Gather every line of the entries that includes the word "Haechan".

## [EXERCISE INPUT]
──────────
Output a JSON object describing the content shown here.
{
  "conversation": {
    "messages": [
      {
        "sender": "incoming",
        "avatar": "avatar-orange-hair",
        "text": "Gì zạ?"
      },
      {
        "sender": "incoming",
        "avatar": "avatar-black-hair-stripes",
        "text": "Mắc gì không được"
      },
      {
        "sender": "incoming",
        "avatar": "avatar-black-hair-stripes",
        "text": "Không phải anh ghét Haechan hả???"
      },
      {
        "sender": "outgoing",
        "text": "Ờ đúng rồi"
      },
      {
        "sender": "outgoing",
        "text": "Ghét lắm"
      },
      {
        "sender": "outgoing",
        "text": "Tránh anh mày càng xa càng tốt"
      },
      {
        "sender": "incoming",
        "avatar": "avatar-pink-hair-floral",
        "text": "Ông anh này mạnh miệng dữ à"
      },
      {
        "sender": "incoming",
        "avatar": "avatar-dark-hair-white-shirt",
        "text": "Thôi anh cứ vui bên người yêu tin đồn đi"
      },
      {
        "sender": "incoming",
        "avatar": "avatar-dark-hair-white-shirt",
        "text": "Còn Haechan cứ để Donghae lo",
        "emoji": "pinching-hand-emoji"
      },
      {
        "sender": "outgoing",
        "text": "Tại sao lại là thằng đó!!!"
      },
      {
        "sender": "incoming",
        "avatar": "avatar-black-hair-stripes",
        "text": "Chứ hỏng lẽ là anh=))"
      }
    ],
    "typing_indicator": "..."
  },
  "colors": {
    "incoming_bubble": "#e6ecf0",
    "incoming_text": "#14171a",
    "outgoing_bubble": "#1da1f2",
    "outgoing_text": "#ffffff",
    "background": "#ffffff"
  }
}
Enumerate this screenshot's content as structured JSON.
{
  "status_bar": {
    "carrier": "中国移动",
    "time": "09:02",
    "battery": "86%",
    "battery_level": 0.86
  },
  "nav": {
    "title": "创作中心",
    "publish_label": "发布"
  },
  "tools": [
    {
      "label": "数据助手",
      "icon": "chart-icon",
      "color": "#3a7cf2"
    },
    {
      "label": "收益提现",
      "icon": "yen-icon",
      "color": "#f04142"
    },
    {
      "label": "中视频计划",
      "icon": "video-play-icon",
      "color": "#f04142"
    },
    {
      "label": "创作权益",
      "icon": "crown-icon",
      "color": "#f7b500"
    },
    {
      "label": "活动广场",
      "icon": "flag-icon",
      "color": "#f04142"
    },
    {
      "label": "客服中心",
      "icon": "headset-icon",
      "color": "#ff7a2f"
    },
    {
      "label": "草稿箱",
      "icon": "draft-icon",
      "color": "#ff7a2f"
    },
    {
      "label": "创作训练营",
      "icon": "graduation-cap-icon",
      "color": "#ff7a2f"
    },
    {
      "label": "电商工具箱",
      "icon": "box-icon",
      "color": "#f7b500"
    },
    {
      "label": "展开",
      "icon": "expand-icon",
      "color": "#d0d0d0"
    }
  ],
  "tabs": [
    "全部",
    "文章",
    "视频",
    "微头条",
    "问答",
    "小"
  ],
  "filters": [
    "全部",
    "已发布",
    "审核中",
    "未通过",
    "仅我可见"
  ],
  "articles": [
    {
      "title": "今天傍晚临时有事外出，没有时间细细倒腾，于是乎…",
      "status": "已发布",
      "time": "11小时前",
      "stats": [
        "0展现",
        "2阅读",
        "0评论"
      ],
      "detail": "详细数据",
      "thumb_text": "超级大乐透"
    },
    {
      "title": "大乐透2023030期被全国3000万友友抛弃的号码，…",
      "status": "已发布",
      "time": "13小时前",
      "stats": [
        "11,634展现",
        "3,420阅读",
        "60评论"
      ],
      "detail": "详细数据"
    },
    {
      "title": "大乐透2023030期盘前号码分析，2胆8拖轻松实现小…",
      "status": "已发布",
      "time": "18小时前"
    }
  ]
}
──────────
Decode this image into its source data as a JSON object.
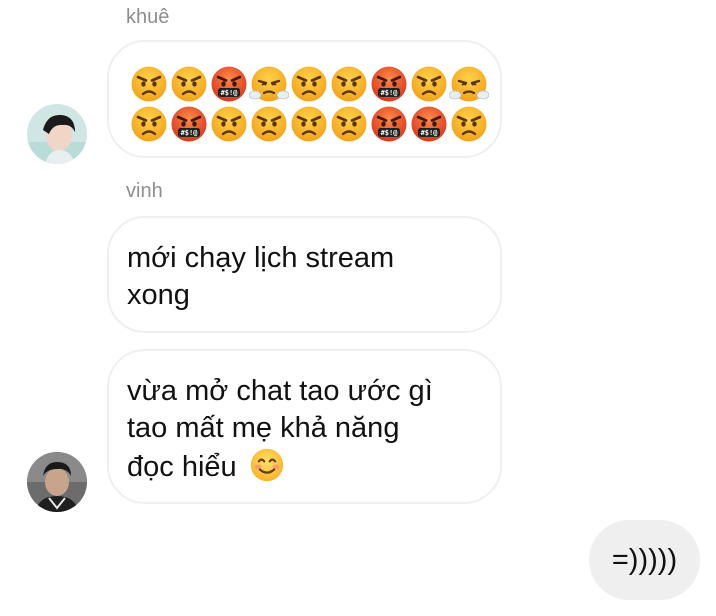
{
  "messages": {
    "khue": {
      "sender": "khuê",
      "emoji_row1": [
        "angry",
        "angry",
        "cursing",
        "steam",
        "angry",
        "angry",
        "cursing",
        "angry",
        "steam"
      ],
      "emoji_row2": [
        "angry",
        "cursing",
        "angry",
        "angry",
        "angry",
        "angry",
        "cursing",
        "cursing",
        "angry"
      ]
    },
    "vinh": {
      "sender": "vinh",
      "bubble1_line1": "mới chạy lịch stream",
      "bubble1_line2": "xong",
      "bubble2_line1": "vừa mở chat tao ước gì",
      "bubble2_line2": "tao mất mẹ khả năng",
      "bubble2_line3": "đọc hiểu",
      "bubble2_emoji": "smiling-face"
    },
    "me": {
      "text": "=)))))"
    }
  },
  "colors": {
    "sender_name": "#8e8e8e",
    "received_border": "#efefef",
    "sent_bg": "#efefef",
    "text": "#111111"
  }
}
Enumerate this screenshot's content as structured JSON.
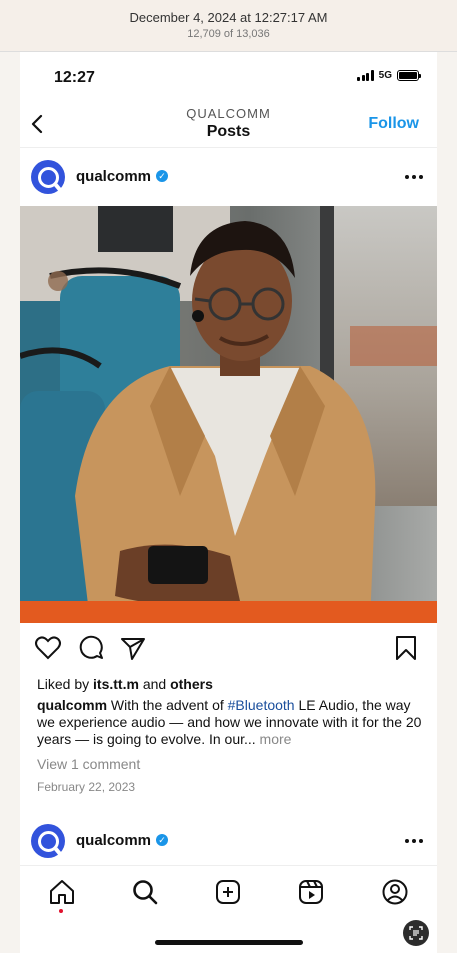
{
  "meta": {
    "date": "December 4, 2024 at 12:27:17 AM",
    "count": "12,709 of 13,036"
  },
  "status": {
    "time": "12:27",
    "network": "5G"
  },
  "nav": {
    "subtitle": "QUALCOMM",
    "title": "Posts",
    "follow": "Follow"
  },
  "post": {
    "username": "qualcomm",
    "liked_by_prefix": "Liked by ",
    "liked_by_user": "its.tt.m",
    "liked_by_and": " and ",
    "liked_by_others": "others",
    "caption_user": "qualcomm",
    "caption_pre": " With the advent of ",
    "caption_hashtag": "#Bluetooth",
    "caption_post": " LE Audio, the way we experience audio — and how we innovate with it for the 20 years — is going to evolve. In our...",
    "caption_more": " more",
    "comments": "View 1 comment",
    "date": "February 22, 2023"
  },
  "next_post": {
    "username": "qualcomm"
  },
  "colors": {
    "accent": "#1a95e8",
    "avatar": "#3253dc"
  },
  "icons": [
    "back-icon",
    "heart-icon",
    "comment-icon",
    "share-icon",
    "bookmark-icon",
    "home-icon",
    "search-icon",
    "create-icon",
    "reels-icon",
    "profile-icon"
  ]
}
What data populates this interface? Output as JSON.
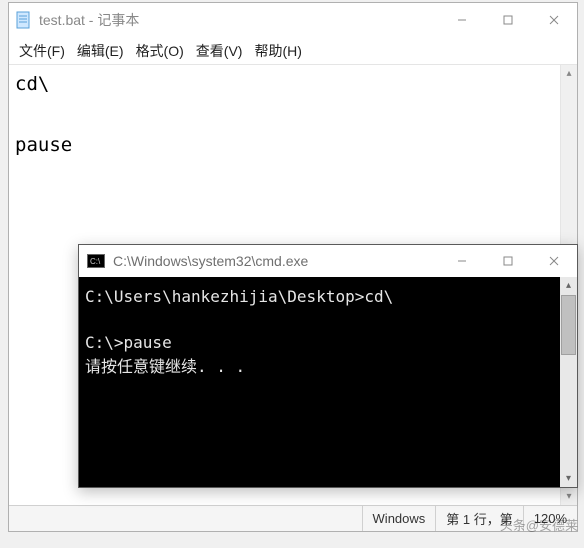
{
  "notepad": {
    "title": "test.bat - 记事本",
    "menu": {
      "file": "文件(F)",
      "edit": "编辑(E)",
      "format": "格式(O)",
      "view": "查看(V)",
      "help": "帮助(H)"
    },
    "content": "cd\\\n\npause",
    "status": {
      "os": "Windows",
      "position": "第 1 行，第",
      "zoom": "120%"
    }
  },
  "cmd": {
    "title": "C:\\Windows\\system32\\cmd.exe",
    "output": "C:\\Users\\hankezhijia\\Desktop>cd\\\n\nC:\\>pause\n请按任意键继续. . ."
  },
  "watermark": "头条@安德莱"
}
──────────
## [ANSWER TO THE PROBLEM]
        "text": "Không phải anh ghét Haechan hả???"
        "text": "Còn Haechan cứ để Donghae lo",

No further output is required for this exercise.